[Records from a collection]
------------------------------------------------
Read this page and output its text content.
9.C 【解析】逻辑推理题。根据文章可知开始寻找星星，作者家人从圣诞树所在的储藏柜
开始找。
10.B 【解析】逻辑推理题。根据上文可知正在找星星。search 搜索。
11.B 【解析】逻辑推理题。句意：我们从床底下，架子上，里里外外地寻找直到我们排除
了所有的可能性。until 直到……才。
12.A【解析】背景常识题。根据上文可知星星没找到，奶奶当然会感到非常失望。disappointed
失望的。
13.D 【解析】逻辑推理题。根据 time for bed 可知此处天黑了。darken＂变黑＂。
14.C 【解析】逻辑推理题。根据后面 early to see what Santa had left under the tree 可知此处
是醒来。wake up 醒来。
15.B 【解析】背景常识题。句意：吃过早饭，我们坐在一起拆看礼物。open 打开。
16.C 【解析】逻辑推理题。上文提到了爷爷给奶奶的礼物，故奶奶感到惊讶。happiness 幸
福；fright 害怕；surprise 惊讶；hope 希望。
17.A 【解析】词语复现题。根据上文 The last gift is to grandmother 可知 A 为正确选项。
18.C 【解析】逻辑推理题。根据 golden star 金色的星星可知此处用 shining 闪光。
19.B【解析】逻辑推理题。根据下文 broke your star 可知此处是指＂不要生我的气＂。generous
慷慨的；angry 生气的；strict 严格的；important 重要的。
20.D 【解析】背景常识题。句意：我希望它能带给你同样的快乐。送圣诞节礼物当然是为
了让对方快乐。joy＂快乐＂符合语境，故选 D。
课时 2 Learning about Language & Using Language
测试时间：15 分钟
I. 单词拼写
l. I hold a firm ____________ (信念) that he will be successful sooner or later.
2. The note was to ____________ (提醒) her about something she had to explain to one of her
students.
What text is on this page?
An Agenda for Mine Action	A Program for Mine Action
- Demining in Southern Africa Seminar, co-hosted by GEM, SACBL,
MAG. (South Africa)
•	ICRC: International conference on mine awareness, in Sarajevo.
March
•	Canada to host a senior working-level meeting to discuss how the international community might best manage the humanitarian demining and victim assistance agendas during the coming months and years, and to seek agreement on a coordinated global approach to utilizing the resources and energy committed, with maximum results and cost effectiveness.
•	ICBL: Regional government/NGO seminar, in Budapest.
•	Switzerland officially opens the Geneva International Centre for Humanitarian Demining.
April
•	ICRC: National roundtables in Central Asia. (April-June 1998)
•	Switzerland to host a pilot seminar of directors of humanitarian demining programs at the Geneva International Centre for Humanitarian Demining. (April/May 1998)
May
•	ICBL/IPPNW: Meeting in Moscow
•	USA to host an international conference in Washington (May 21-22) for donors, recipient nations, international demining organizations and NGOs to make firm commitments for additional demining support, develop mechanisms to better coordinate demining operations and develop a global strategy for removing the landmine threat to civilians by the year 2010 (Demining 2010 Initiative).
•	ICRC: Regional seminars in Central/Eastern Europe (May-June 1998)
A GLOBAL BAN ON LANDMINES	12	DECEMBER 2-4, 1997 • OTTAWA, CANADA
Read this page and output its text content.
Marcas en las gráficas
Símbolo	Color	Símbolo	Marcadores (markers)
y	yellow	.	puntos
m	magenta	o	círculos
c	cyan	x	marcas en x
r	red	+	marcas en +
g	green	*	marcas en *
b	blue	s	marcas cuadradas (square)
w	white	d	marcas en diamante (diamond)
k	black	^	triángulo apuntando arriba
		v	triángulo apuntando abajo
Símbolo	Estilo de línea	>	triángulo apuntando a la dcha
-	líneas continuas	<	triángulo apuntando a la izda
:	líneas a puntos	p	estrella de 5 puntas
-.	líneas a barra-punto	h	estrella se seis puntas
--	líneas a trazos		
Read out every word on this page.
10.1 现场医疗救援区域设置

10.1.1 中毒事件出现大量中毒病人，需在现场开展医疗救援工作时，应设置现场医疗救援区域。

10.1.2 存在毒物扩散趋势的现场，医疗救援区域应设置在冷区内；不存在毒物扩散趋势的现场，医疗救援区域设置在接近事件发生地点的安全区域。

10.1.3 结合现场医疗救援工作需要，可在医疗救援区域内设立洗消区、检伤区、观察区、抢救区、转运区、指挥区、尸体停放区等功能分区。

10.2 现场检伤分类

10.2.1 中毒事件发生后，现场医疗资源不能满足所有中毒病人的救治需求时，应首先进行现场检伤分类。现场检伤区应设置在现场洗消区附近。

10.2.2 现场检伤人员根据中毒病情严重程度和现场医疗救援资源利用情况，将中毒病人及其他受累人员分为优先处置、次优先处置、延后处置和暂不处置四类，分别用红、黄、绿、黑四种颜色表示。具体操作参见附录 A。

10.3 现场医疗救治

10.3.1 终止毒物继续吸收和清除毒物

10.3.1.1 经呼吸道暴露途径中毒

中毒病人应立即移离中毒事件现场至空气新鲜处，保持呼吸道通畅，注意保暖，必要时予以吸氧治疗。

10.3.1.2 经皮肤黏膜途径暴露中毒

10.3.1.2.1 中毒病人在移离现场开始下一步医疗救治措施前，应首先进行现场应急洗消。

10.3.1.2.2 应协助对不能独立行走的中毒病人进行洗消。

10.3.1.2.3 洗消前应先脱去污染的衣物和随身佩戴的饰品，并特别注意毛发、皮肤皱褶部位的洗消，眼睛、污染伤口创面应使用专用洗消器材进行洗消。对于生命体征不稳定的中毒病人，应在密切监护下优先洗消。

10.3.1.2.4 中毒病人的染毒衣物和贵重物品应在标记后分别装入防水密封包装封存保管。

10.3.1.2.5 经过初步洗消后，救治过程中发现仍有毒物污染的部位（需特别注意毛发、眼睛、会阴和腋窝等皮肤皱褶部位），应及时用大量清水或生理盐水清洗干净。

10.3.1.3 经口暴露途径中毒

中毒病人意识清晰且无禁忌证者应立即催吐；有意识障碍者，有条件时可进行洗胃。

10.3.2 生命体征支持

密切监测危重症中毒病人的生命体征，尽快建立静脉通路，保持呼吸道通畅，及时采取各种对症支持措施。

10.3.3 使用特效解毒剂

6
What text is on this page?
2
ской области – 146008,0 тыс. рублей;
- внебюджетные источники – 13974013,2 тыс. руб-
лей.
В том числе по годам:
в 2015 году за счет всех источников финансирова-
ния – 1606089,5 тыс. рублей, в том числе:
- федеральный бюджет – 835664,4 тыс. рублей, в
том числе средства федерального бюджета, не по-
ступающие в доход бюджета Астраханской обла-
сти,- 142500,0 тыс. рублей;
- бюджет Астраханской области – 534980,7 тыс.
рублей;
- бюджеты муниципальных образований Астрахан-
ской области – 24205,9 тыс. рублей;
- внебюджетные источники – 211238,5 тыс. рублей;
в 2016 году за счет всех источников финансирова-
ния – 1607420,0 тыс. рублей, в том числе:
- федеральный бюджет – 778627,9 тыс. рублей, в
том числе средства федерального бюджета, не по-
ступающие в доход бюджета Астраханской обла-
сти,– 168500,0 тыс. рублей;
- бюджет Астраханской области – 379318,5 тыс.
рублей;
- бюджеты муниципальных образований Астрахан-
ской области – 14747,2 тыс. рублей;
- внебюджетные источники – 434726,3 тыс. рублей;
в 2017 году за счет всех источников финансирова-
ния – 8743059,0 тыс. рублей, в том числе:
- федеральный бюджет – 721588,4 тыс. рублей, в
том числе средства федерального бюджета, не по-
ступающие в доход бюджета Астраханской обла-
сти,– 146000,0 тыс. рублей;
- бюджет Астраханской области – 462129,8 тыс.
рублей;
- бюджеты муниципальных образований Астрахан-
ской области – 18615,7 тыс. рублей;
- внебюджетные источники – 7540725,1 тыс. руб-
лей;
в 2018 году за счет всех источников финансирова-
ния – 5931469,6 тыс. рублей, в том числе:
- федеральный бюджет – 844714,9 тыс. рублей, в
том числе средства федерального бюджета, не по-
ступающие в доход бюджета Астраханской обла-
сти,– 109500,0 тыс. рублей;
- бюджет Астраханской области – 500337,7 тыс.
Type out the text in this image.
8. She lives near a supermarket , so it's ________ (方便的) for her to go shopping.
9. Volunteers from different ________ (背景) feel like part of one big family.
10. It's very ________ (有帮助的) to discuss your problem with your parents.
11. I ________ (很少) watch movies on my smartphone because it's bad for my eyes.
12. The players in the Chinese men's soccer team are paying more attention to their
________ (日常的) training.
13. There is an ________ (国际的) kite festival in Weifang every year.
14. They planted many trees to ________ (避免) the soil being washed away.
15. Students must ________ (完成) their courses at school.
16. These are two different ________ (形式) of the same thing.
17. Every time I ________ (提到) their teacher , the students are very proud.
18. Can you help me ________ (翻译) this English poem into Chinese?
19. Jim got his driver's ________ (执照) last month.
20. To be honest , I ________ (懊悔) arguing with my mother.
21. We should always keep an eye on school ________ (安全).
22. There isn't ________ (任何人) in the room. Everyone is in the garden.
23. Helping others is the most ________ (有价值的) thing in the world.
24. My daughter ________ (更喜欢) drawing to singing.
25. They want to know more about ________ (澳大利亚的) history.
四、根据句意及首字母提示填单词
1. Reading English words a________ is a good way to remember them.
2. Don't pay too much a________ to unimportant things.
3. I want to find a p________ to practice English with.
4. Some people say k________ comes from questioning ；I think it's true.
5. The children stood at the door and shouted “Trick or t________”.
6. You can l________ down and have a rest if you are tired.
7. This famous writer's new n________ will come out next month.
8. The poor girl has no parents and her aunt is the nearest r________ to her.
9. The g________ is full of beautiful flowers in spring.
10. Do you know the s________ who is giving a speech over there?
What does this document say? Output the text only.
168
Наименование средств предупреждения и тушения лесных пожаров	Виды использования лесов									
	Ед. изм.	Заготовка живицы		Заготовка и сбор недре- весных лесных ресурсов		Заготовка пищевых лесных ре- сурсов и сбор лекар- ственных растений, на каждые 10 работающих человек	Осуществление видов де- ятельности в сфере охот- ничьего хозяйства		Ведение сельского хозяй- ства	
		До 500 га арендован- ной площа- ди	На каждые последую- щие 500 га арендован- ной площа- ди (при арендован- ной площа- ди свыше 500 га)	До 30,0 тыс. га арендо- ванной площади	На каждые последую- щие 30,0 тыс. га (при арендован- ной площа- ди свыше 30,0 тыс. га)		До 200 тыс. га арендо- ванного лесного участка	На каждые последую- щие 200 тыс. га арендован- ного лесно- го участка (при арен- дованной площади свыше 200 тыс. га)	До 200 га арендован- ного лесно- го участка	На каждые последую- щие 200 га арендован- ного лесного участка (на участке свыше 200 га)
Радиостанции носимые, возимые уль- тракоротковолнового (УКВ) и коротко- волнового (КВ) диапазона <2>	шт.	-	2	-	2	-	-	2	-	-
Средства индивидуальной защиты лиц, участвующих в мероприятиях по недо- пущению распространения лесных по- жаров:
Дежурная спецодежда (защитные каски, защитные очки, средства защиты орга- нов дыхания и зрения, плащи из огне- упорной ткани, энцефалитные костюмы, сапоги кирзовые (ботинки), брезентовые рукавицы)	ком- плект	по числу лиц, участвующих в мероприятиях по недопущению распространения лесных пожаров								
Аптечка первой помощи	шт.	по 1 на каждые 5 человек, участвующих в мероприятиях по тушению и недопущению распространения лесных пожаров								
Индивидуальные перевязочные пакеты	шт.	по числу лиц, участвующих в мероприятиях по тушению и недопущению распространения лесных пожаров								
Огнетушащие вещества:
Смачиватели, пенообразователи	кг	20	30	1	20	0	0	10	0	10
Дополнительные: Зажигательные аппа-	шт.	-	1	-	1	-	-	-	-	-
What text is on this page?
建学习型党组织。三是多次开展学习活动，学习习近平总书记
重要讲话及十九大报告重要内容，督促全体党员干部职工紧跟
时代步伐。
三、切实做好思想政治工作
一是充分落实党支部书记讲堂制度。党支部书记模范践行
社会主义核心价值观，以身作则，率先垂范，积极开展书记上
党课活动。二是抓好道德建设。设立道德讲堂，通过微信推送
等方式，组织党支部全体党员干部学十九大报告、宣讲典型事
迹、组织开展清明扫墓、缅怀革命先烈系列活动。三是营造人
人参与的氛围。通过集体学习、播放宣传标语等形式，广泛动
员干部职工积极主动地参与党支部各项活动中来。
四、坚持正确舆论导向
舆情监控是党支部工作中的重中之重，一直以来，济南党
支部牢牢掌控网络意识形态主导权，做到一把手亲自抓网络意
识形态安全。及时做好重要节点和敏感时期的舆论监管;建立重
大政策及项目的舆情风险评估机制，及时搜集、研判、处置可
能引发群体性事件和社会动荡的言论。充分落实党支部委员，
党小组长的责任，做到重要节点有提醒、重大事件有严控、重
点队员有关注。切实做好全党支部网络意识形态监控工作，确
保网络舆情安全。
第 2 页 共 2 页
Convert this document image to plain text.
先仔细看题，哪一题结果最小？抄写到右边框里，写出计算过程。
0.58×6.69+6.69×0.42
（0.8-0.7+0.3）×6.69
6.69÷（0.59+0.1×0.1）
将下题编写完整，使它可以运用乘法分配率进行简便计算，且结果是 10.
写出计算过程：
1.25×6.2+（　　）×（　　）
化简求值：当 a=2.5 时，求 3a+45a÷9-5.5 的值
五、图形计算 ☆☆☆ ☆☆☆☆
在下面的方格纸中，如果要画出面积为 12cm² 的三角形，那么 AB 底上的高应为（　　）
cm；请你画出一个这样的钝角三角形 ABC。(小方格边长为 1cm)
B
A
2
------------------------------------------------
▶ **STATED EXERCISE**
Where a line holds "puntos", copy that line.

▶ **RESULT OF THIS TASK**
y	yellow	.	puntos
:	líneas a puntos	p	estrella de 5 puntas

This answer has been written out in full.